INSTRUCTIONS FOR THE TASK:
Search the entries for the word "state" and pull out each line that has it.

Extracted records:
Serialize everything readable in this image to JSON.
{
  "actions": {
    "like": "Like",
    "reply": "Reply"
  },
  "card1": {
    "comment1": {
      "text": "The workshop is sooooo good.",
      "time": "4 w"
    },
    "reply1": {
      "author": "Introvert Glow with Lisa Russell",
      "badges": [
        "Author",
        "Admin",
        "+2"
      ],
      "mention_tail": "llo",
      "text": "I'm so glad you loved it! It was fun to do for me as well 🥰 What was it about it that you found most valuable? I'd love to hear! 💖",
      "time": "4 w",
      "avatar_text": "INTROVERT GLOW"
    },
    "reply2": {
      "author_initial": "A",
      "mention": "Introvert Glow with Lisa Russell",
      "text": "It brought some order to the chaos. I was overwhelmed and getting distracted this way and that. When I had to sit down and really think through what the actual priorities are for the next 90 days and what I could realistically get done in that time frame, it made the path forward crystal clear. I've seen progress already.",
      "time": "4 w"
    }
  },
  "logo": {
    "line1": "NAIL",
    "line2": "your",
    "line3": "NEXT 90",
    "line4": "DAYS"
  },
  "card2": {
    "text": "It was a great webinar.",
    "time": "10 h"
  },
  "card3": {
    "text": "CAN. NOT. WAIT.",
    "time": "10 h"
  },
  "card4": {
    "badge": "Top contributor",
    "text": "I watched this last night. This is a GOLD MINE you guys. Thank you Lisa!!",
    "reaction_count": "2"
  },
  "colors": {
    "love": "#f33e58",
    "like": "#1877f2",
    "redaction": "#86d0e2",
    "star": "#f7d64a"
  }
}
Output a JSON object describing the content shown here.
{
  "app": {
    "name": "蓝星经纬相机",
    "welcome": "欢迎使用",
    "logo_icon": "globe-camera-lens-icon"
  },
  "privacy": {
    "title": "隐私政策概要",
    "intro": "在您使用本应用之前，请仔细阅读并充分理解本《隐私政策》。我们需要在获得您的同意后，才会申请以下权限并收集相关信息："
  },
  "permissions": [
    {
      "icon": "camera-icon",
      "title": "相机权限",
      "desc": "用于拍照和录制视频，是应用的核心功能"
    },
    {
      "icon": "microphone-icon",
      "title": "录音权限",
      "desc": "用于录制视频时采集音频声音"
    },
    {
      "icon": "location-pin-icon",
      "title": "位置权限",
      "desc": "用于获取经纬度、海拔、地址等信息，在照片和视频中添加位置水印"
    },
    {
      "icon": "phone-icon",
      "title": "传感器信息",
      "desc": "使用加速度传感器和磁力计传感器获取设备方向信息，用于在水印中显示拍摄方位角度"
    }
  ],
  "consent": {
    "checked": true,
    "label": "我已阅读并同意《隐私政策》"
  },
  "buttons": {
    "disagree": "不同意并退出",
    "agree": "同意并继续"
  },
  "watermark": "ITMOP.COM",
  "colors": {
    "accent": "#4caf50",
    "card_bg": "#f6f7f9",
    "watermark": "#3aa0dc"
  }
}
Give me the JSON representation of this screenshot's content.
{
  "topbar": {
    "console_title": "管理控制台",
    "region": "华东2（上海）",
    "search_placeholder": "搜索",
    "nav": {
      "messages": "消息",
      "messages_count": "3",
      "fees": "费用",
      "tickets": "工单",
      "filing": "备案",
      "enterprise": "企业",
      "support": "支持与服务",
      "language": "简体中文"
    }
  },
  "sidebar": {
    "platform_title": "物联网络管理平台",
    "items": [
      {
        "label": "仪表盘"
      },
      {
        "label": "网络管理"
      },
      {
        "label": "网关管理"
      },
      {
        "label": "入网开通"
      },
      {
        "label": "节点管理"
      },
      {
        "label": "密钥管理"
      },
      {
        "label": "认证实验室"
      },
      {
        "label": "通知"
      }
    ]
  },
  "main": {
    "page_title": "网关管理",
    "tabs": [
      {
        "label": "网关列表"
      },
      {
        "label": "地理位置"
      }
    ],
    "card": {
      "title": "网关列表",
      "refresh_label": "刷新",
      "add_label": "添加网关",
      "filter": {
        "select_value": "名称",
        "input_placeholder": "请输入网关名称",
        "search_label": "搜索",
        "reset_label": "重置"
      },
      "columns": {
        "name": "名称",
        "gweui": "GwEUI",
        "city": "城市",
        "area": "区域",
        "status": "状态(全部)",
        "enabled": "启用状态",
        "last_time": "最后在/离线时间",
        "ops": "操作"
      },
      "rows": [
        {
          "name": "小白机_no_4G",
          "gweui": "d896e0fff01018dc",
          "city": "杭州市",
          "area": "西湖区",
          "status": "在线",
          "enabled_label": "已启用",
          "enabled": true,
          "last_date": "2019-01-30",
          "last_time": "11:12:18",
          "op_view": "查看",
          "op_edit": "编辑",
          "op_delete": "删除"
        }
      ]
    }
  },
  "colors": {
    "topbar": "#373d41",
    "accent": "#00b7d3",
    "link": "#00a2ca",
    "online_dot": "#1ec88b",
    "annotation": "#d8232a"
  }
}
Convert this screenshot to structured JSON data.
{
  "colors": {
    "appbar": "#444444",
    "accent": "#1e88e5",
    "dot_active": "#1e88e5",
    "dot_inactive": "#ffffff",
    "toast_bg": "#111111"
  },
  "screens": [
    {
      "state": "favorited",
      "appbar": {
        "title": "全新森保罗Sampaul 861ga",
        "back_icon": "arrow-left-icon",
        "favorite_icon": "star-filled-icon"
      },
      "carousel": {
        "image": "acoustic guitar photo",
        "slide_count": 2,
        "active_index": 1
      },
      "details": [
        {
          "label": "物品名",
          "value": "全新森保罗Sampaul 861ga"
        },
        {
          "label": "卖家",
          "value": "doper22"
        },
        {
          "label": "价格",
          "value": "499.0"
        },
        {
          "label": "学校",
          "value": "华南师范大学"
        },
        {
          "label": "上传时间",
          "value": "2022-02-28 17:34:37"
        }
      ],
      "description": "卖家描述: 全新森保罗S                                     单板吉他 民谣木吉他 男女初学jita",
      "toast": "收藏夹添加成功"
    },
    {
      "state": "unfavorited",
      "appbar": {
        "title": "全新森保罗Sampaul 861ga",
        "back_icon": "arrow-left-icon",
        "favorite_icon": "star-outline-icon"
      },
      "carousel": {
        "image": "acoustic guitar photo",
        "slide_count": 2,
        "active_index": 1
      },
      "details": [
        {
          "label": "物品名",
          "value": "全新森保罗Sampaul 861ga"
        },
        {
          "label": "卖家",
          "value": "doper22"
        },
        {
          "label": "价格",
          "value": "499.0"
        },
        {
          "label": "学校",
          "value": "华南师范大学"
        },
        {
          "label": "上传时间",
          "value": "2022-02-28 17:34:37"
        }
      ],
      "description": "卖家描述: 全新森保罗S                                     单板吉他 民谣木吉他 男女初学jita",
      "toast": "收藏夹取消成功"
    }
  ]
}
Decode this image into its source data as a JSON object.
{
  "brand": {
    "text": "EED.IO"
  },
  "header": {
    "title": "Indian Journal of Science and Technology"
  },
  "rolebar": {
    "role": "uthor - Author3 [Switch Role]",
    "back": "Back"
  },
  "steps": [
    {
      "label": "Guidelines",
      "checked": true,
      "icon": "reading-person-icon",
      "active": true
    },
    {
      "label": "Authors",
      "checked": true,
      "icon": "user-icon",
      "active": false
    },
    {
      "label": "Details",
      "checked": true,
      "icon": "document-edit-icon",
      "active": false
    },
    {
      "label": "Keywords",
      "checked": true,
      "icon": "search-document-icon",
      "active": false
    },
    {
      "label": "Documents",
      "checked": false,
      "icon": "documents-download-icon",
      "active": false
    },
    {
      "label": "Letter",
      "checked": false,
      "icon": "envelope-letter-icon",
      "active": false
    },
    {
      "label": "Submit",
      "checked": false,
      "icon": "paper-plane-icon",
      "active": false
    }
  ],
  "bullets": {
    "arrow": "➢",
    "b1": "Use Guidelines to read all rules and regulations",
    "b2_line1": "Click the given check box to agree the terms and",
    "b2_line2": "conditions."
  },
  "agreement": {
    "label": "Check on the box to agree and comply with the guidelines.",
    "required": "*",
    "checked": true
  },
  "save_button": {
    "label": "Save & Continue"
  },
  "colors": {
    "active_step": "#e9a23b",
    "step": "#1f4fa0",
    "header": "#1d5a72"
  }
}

CORRECT OUTPUT:
      "state": "favorited",
      "state": "unfavorited",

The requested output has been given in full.